• DATASET ENTRIES:
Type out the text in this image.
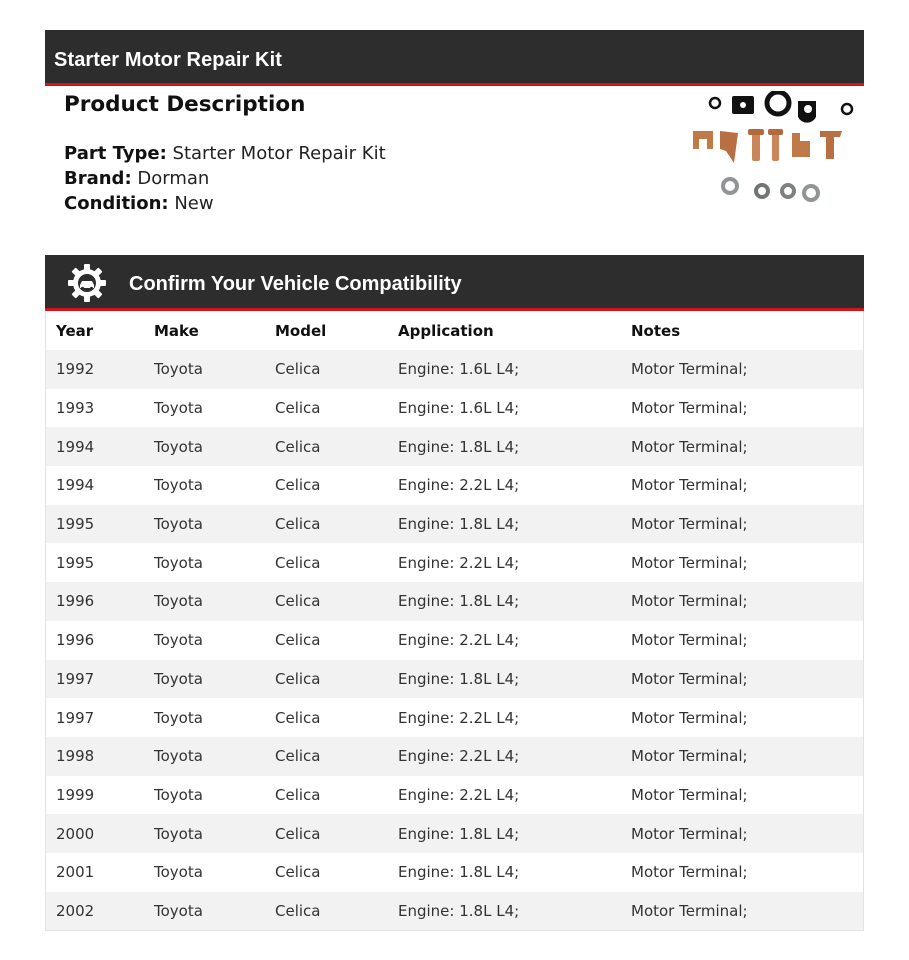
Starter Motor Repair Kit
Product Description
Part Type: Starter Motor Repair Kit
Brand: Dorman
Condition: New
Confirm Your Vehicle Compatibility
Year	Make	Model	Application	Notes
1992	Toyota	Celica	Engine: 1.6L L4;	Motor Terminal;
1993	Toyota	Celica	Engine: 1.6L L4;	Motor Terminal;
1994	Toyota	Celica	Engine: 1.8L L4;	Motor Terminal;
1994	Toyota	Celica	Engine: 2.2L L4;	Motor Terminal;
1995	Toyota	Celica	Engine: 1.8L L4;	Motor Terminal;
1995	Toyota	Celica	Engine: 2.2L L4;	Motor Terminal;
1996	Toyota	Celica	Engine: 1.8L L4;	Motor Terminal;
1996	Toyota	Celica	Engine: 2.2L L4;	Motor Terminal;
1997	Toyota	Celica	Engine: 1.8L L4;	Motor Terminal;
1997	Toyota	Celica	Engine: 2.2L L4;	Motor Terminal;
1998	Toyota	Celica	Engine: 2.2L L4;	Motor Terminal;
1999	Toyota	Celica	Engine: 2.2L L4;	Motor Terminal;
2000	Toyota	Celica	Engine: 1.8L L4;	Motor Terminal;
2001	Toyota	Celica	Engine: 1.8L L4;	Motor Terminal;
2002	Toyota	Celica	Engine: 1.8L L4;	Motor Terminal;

* * *

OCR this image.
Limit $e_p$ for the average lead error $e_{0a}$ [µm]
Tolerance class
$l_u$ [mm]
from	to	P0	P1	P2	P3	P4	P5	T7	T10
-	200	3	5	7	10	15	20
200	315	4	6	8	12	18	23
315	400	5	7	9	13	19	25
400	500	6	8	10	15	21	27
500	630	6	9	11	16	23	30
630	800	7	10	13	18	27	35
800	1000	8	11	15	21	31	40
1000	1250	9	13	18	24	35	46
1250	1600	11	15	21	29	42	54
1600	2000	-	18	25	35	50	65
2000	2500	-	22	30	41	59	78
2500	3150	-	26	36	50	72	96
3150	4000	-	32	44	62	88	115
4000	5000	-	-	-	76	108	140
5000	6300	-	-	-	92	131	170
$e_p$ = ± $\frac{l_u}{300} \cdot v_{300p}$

• TASK TO CARRY OUT: Return each line with "Repair".

• TASK RESPONSE:
Starter Motor Repair Kit
Part Type: Starter Motor Repair Kit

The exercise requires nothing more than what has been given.